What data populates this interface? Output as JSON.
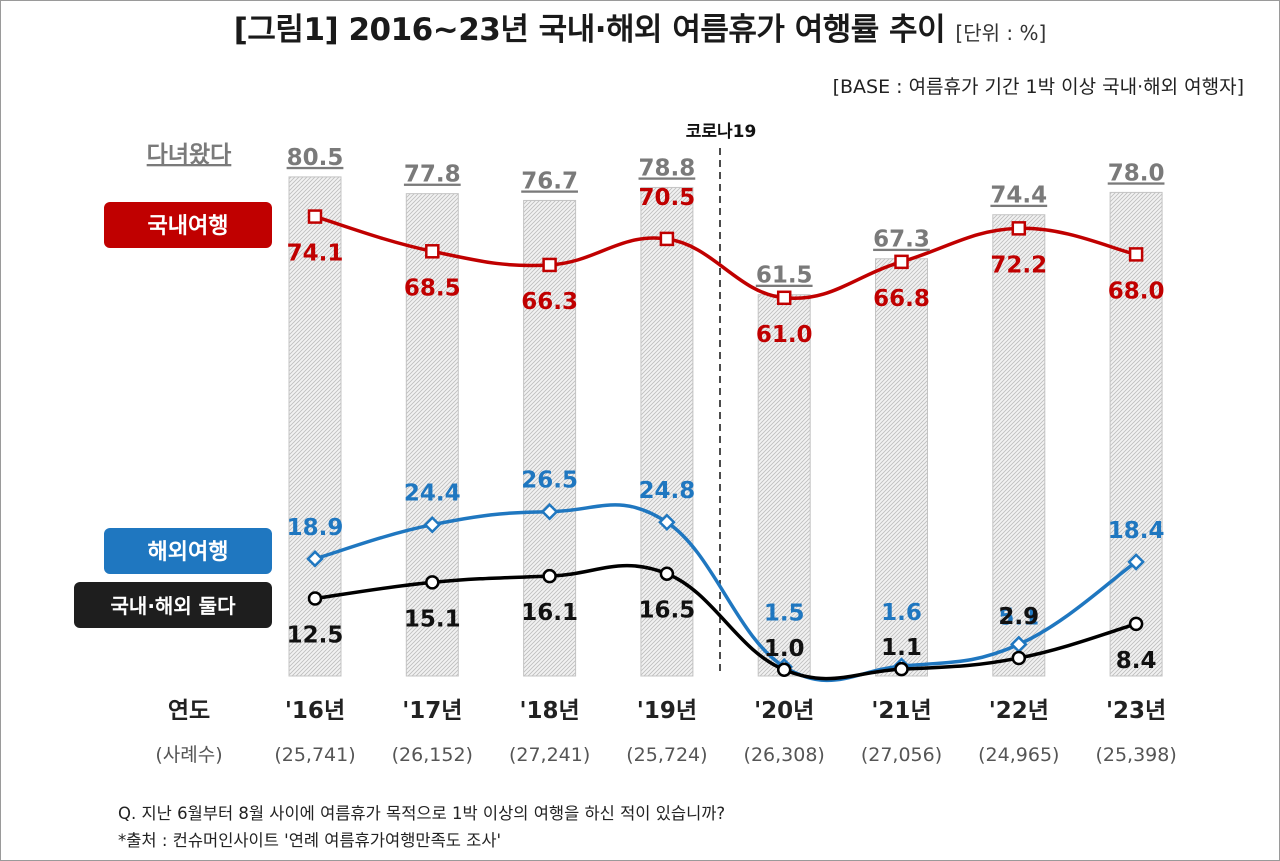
{
  "header": {
    "title": "[그림1] 2016~23년 국내·해외 여름휴가 여행률 추이",
    "unit": "[단위 : %]",
    "base": "[BASE : 여름휴가 기간 1박 이상 국내·해외 여행자]"
  },
  "chart_data": {
    "type": "bar+line",
    "categories": [
      "'16년",
      "'17년",
      "'18년",
      "'19년",
      "'20년",
      "'21년",
      "'22년",
      "'23년"
    ],
    "sample_sizes": [
      "(25,741)",
      "(26,152)",
      "(27,241)",
      "(25,724)",
      "(26,308)",
      "(27,056)",
      "(24,965)",
      "(25,398)"
    ],
    "bars": {
      "name": "다녀왔다",
      "values": [
        80.5,
        77.8,
        76.7,
        78.8,
        61.5,
        67.3,
        74.4,
        78.0
      ],
      "labels": [
        "80.5",
        "77.8",
        "76.7",
        "78.8",
        "61.5",
        "67.3",
        "74.4",
        "78.0"
      ]
    },
    "series": [
      {
        "name": "국내여행",
        "color": "#c00000",
        "values": [
          74.1,
          68.5,
          66.3,
          70.5,
          61.0,
          66.8,
          72.2,
          68.0
        ],
        "labels": [
          "74.1",
          "68.5",
          "66.3",
          "70.5",
          "61.0",
          "66.8",
          "72.2",
          "68.0"
        ]
      },
      {
        "name": "해외여행",
        "color": "#1f77c0",
        "values": [
          18.9,
          24.4,
          26.5,
          24.8,
          1.5,
          1.6,
          5.1,
          18.4
        ],
        "labels": [
          "18.9",
          "24.4",
          "26.5",
          "24.8",
          "1.5",
          "1.6",
          "5.1",
          "18.4"
        ]
      },
      {
        "name": "국내·해외 둘다",
        "color": "#000000",
        "values": [
          12.5,
          15.1,
          16.1,
          16.5,
          1.0,
          1.1,
          2.9,
          8.4
        ],
        "labels": [
          "12.5",
          "15.1",
          "16.1",
          "16.5",
          "1.0",
          "1.1",
          "2.9",
          "8.4"
        ]
      }
    ],
    "xlabel": "연도",
    "sample_label": "(사례수)",
    "annotation": "코로나19",
    "grid": false
  },
  "footnote": {
    "question": "Q. 지난 6월부터 8월 사이에 여름휴가 목적으로 1박 이상의 여행을 하신 적이 있습니까?",
    "source": "*출처 : 컨슈머인사이트 '연례 여름휴가여행만족도 조사'"
  }
}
========
◆ **Aim**: Reproduce each line from the records that contains the word "name".

◆ **Exercise result**:
      "name": "다녀왔다",
        "name": "국내여행",
        "name": "해외여행",
        "name": "국내·해외 둘다",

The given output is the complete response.